■ Data to use ■
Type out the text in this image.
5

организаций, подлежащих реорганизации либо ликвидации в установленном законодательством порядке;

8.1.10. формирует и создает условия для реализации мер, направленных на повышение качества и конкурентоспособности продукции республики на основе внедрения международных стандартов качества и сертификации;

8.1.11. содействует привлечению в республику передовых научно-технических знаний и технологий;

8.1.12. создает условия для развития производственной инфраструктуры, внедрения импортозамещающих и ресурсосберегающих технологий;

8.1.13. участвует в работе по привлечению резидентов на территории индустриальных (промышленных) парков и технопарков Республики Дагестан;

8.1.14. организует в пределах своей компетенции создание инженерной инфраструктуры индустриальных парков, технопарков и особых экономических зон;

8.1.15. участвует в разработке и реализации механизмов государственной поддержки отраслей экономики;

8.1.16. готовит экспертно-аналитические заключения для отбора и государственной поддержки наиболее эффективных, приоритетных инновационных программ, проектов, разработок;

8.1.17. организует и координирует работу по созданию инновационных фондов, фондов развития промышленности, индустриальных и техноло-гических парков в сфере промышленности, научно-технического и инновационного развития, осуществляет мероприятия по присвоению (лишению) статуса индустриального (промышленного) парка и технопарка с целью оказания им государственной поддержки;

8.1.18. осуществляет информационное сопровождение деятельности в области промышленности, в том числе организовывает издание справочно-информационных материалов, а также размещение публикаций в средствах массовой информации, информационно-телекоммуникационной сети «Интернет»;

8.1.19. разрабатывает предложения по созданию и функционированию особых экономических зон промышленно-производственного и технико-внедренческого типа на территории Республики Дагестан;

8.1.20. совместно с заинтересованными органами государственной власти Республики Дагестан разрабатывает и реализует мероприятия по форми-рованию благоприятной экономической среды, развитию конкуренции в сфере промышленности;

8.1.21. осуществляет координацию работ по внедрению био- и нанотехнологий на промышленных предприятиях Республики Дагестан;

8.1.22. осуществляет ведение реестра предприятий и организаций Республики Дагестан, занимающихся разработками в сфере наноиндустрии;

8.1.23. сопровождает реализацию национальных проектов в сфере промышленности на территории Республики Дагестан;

■ Objective ■
Faithfully copy every entry, leaving nothing out.

■ Finished answer ■
Type out the text in this image.
5

организаций, подлежащих реорганизации либо ликвидации в установленном законодательством порядке;

8.1.10. формирует и создает условия для реализации мер, направленных на повышение качества и конкурентоспособности продукции республики на основе внедрения международных стандартов качества и сертификации;

8.1.11. содействует привлечению в республику передовых научно-технических знаний и технологий;

8.1.12. создает условия для развития производственной инфраструктуры, внедрения импортозамещающих и ресурсосберегающих технологий;

8.1.13. участвует в работе по привлечению резидентов на территории индустриальных (промышленных) парков и технопарков Республики Дагестан;

8.1.14. организует в пределах своей компетенции создание инженерной инфраструктуры индустриальных парков, технопарков и особых экономических зон;

8.1.15. участвует в разработке и реализации механизмов государственной поддержки отраслей экономики;

8.1.16. готовит экспертно-аналитические заключения для отбора и государственной поддержки наиболее эффективных, приоритетных инновационных программ, проектов, разработок;

8.1.17. организует и координирует работу по созданию инновационных фондов, фондов развития промышленности, индустриальных и техноло-гических парков в сфере промышленности, научно-технического и инновационного развития, осуществляет мероприятия по присвоению (лишению) статуса индустриального (промышленного) парка и технопарка с целью оказания им государственной поддержки;

8.1.18. осуществляет информационное сопровождение деятельности в области промышленности, в том числе организовывает издание справочно-информационных материалов, а также размещение публикаций в средствах массовой информации, информационно-телекоммуникационной сети «Интернет»;

8.1.19. разрабатывает предложения по созданию и функционированию особых экономических зон промышленно-производственного и технико-внедренческого типа на территории Республики Дагестан;

8.1.20. совместно с заинтересованными органами государственной власти Республики Дагестан разрабатывает и реализует мероприятия по форми-рованию благоприятной экономической среды, развитию конкуренции в сфере промышленности;

8.1.21. осуществляет координацию работ по внедрению био- и нанотехнологий на промышленных предприятиях Республики Дагестан;

8.1.22. осуществляет ведение реестра предприятий и организаций Республики Дагестан, занимающихся разработками в сфере наноиндустрии;

8.1.23. сопровождает реализацию национальных проектов в сфере промышленности на территории Республики Дагестан;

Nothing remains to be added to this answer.